--- start GIVEN INFORMATION ---

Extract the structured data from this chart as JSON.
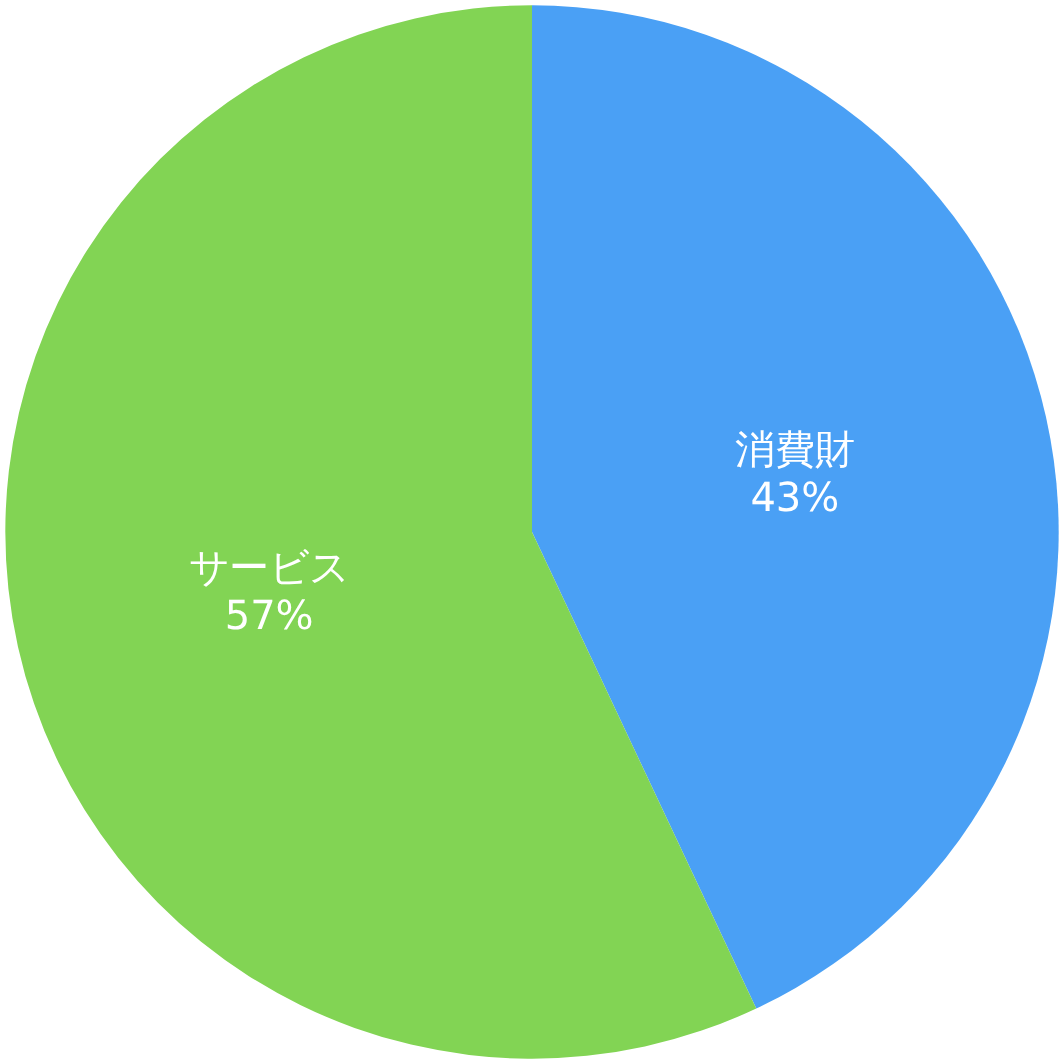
{
  "chart_data": {
    "type": "pie",
    "categories": [
      "消費財",
      "サービス"
    ],
    "values": [
      43,
      57
    ],
    "colors": [
      "#4aa0f5",
      "#82d454"
    ],
    "value_labels": [
      "43%",
      "57%"
    ],
    "legend": false
  }
}
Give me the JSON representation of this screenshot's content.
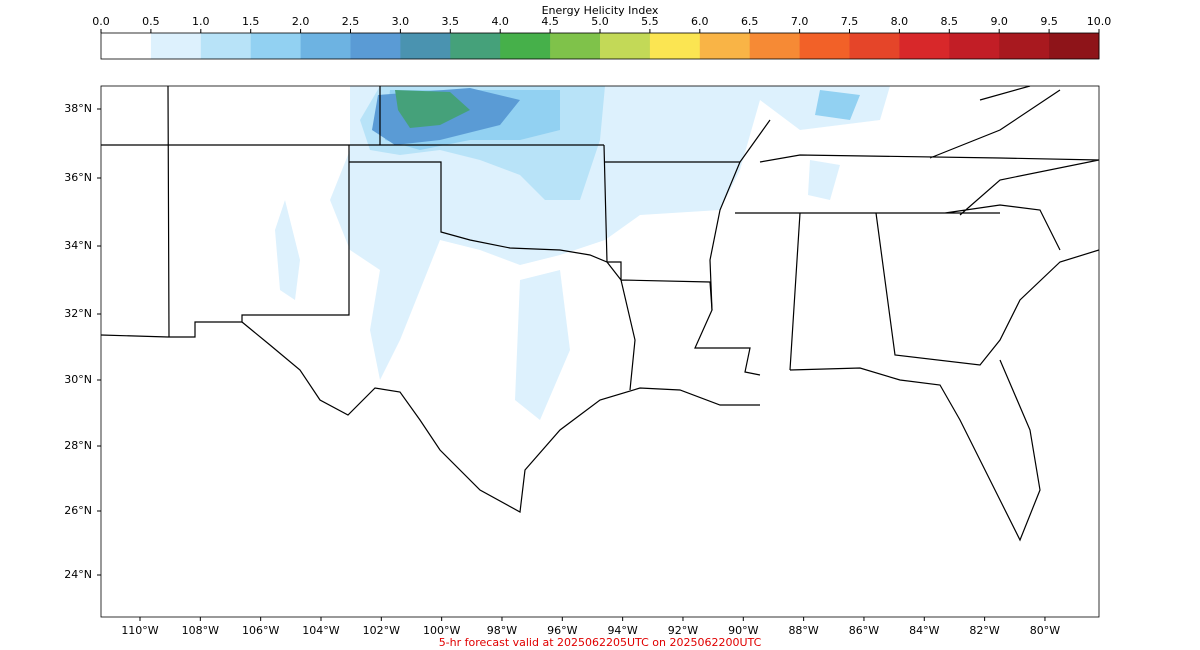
{
  "colorbar": {
    "title": "Energy Helicity Index",
    "ticks": [
      "0.0",
      "0.5",
      "1.0",
      "1.5",
      "2.0",
      "2.5",
      "3.0",
      "3.5",
      "4.0",
      "4.5",
      "5.0",
      "5.5",
      "6.0",
      "6.5",
      "7.0",
      "7.5",
      "8.0",
      "8.5",
      "9.0",
      "9.5",
      "10.0"
    ],
    "colors": [
      "#ffffff",
      "#ddf1fd",
      "#b8e3f8",
      "#92d1f2",
      "#6db3e2",
      "#5a9bd5",
      "#4a93b0",
      "#45a17a",
      "#46b04a",
      "#7fc24a",
      "#c3d957",
      "#fbe552",
      "#f9b446",
      "#f68a35",
      "#f26128",
      "#e54529",
      "#d8282a",
      "#c21e26",
      "#a8191f",
      "#8e1419"
    ]
  },
  "map": {
    "lat_labels": [
      "38°N",
      "36°N",
      "34°N",
      "32°N",
      "30°N",
      "28°N",
      "26°N",
      "24°N"
    ],
    "lon_labels": [
      "110°W",
      "108°W",
      "106°W",
      "104°W",
      "102°W",
      "100°W",
      "98°W",
      "96°W",
      "94°W",
      "92°W",
      "90°W",
      "88°W",
      "86°W",
      "84°W",
      "82°W",
      "80°W"
    ]
  },
  "footer": "5-hr forecast valid at 2025062205UTC on 2025062200UTC"
}
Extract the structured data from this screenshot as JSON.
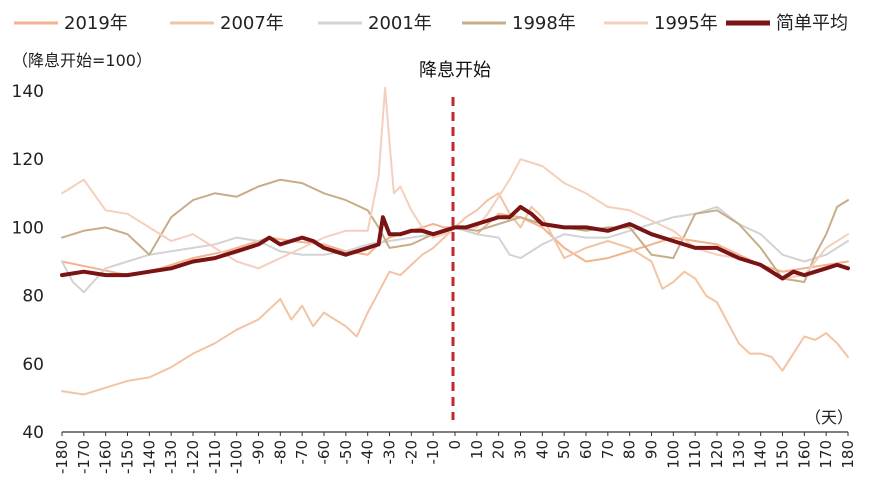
{
  "chart_data": {
    "type": "line",
    "ylabel": "（降息开始=100）",
    "xlabel": "（天）",
    "annotation": "降息开始",
    "xlim": [
      -180,
      180
    ],
    "ylim": [
      40,
      140
    ],
    "yticks": [
      40,
      60,
      80,
      100,
      120,
      140
    ],
    "xticks": [
      -180,
      -170,
      -160,
      -150,
      -140,
      -130,
      -120,
      -110,
      -100,
      -90,
      -80,
      -70,
      -60,
      -50,
      -40,
      -30,
      -20,
      -10,
      0,
      10,
      20,
      30,
      40,
      50,
      60,
      70,
      80,
      90,
      100,
      110,
      120,
      130,
      140,
      150,
      160,
      170,
      180
    ],
    "grid": false,
    "legend_position": "top",
    "series": [
      {
        "name": "2019年",
        "color": "#f2b48f",
        "width": 2,
        "x": [
          -180,
          -165,
          -150,
          -135,
          -120,
          -105,
          -95,
          -85,
          -75,
          -60,
          -50,
          -40,
          -35,
          -30,
          -25,
          -20,
          -15,
          -10,
          -5,
          0,
          5,
          10,
          15,
          20,
          30,
          40,
          50,
          60,
          70,
          80,
          90,
          100,
          110,
          120,
          130,
          140,
          150,
          160,
          170,
          180
        ],
        "y": [
          90,
          88,
          86,
          88,
          91,
          93,
          95,
          97,
          96,
          95,
          93,
          92,
          95,
          97,
          98,
          99,
          100,
          101,
          100,
          100,
          99,
          98,
          101,
          104,
          103,
          100,
          94,
          90,
          91,
          93,
          95,
          97,
          96,
          95,
          92,
          89,
          87,
          88,
          89,
          90
        ]
      },
      {
        "name": "2007年",
        "color": "#f2c4a4",
        "width": 2,
        "x": [
          -180,
          -170,
          -160,
          -150,
          -140,
          -130,
          -120,
          -110,
          -100,
          -90,
          -85,
          -80,
          -75,
          -70,
          -65,
          -60,
          -55,
          -50,
          -45,
          -40,
          -35,
          -30,
          -25,
          -20,
          -15,
          -10,
          -5,
          0,
          5,
          10,
          15,
          20,
          25,
          30,
          35,
          40,
          45,
          50,
          60,
          70,
          80,
          90,
          95,
          100,
          105,
          110,
          115,
          120,
          125,
          130,
          135,
          140,
          145,
          150,
          155,
          160,
          165,
          170,
          175,
          180
        ],
        "y": [
          52,
          51,
          53,
          55,
          56,
          59,
          63,
          66,
          70,
          73,
          76,
          79,
          73,
          77,
          71,
          75,
          73,
          71,
          68,
          75,
          81,
          87,
          86,
          89,
          92,
          94,
          97,
          100,
          103,
          105,
          108,
          110,
          104,
          100,
          106,
          103,
          97,
          91,
          94,
          96,
          94,
          90,
          82,
          84,
          87,
          85,
          80,
          78,
          72,
          66,
          63,
          63,
          62,
          58,
          63,
          68,
          67,
          69,
          66,
          62
        ]
      },
      {
        "name": "2001年",
        "color": "#d3d3d3",
        "width": 2,
        "x": [
          -180,
          -175,
          -170,
          -160,
          -150,
          -140,
          -130,
          -120,
          -110,
          -100,
          -90,
          -80,
          -70,
          -60,
          -50,
          -40,
          -30,
          -20,
          -10,
          0,
          10,
          20,
          25,
          30,
          40,
          50,
          60,
          70,
          80,
          90,
          100,
          110,
          120,
          130,
          140,
          150,
          160,
          170,
          180
        ],
        "y": [
          90,
          84,
          81,
          88,
          90,
          92,
          93,
          94,
          95,
          97,
          96,
          93,
          92,
          92,
          93,
          95,
          96,
          97,
          98,
          100,
          98,
          97,
          92,
          91,
          95,
          98,
          97,
          97,
          99,
          101,
          103,
          104,
          106,
          101,
          98,
          92,
          90,
          92,
          96
        ]
      },
      {
        "name": "1998年",
        "color": "#c7ad88",
        "width": 2,
        "x": [
          -180,
          -170,
          -160,
          -150,
          -140,
          -130,
          -120,
          -110,
          -100,
          -90,
          -80,
          -70,
          -60,
          -50,
          -40,
          -35,
          -30,
          -20,
          -10,
          0,
          10,
          20,
          30,
          40,
          50,
          60,
          70,
          80,
          90,
          100,
          110,
          120,
          130,
          140,
          150,
          160,
          165,
          170,
          175,
          180
        ],
        "y": [
          97,
          99,
          100,
          98,
          92,
          103,
          108,
          110,
          109,
          112,
          114,
          113,
          110,
          108,
          105,
          100,
          94,
          95,
          98,
          100,
          99,
          101,
          103,
          101,
          100,
          99,
          100,
          100,
          92,
          91,
          104,
          105,
          101,
          94,
          85,
          84,
          92,
          98,
          106,
          108
        ]
      },
      {
        "name": "1995年",
        "color": "#f5cfbd",
        "width": 2,
        "x": [
          -180,
          -175,
          -170,
          -160,
          -150,
          -140,
          -130,
          -120,
          -110,
          -100,
          -90,
          -80,
          -70,
          -60,
          -50,
          -40,
          -35,
          -32,
          -30,
          -28,
          -25,
          -20,
          -15,
          -10,
          -5,
          0,
          5,
          10,
          15,
          20,
          25,
          30,
          40,
          50,
          60,
          70,
          80,
          90,
          100,
          110,
          120,
          130,
          140,
          150,
          160,
          170,
          180
        ],
        "y": [
          110,
          112,
          114,
          105,
          104,
          100,
          96,
          98,
          94,
          90,
          88,
          91,
          94,
          97,
          99,
          99,
          115,
          141,
          125,
          110,
          112,
          105,
          100,
          97,
          98,
          100,
          100,
          100,
          104,
          109,
          114,
          120,
          118,
          113,
          110,
          106,
          105,
          102,
          99,
          94,
          92,
          91,
          89,
          85,
          86,
          94,
          98
        ]
      },
      {
        "name": "简单平均",
        "color": "#7a1414",
        "width": 4,
        "x": [
          -180,
          -170,
          -160,
          -150,
          -140,
          -130,
          -120,
          -110,
          -100,
          -90,
          -85,
          -80,
          -75,
          -70,
          -65,
          -60,
          -55,
          -50,
          -45,
          -40,
          -35,
          -33,
          -30,
          -25,
          -20,
          -15,
          -10,
          -5,
          0,
          5,
          10,
          15,
          20,
          25,
          30,
          35,
          40,
          50,
          60,
          70,
          80,
          90,
          100,
          110,
          120,
          130,
          140,
          150,
          155,
          160,
          165,
          170,
          175,
          180
        ],
        "y": [
          86,
          87,
          86,
          86,
          87,
          88,
          90,
          91,
          93,
          95,
          97,
          95,
          96,
          97,
          96,
          94,
          93,
          92,
          93,
          94,
          95,
          103,
          98,
          98,
          99,
          99,
          98,
          99,
          100,
          100,
          101,
          102,
          103,
          103,
          106,
          104,
          101,
          100,
          100,
          99,
          101,
          98,
          96,
          94,
          94,
          91,
          89,
          85,
          87,
          86,
          87,
          88,
          89,
          88
        ]
      }
    ]
  }
}
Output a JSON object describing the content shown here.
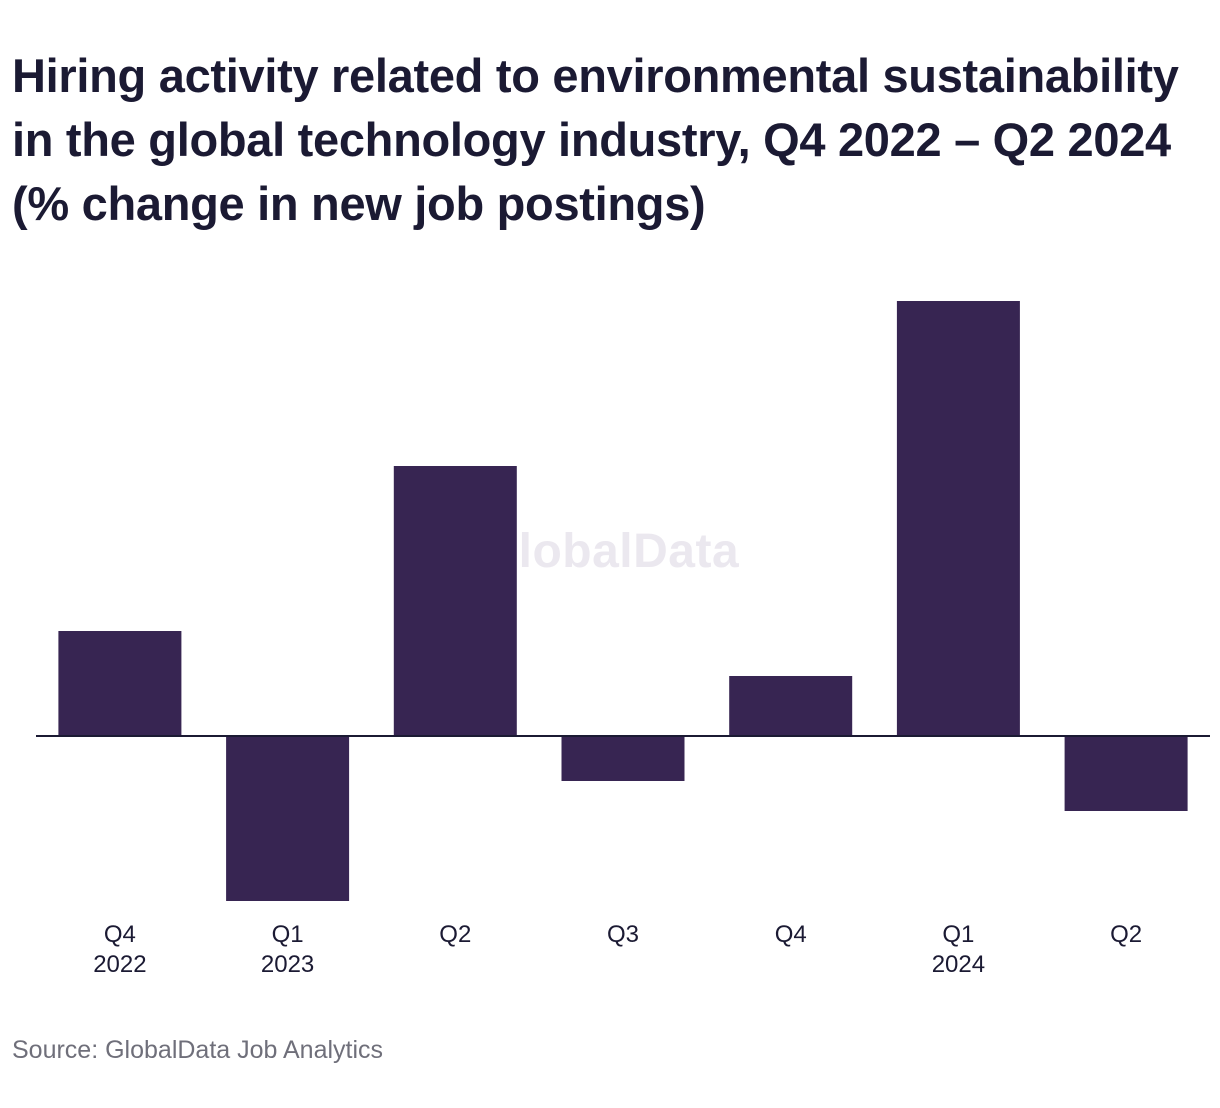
{
  "chart_data": {
    "type": "bar",
    "title": "Hiring activity related to environmental sustainability in the global technology industry, Q4 2022 – Q2 2024 (% change in new job postings)",
    "categories": [
      [
        "Q4",
        "2022"
      ],
      [
        "Q1",
        "2023"
      ],
      [
        "Q2",
        ""
      ],
      [
        "Q3",
        ""
      ],
      [
        "Q4",
        ""
      ],
      [
        "Q1",
        "2024"
      ],
      [
        "Q2",
        ""
      ]
    ],
    "values": [
      14,
      -22,
      36,
      -6,
      8,
      58,
      -10
    ],
    "ylim": [
      -26,
      62
    ],
    "xlabel": "",
    "ylabel": "",
    "grid": false,
    "bar_color": "#372552",
    "source": "Source: GlobalData Job Analytics",
    "watermark": "GlobalData"
  }
}
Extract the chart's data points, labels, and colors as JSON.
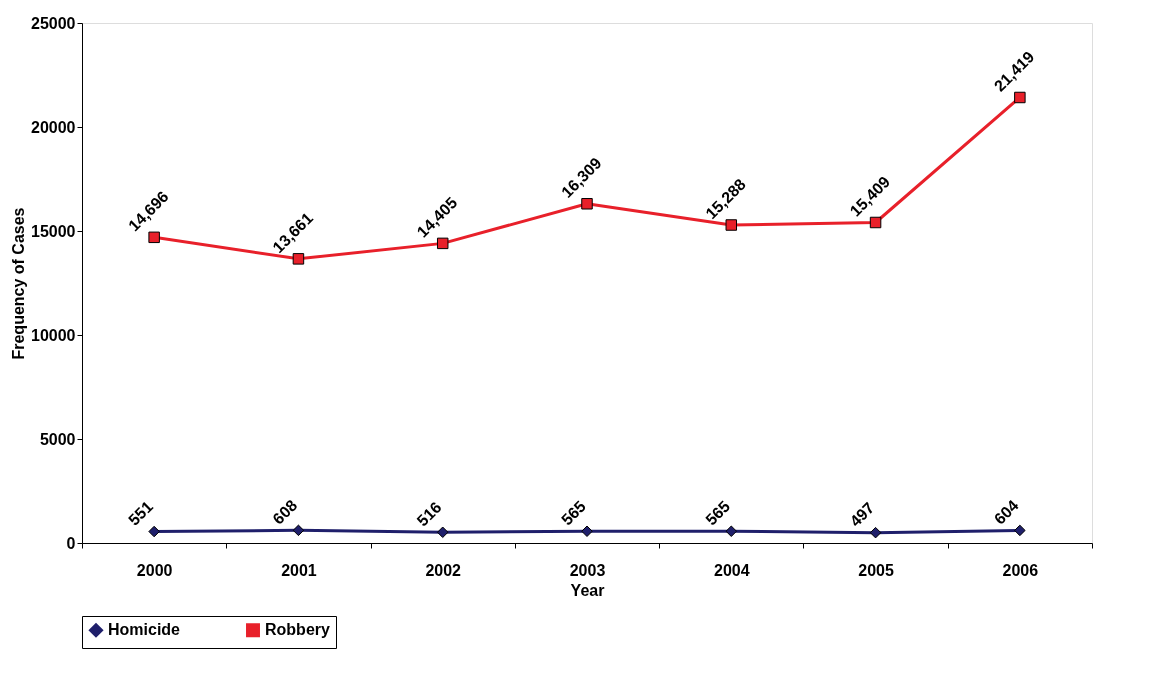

--- end GIVEN INFORMATION ---

GOAL: Only the number is wanted: how many lines of the data contain the word "title"?

TASK OUTPUT: 2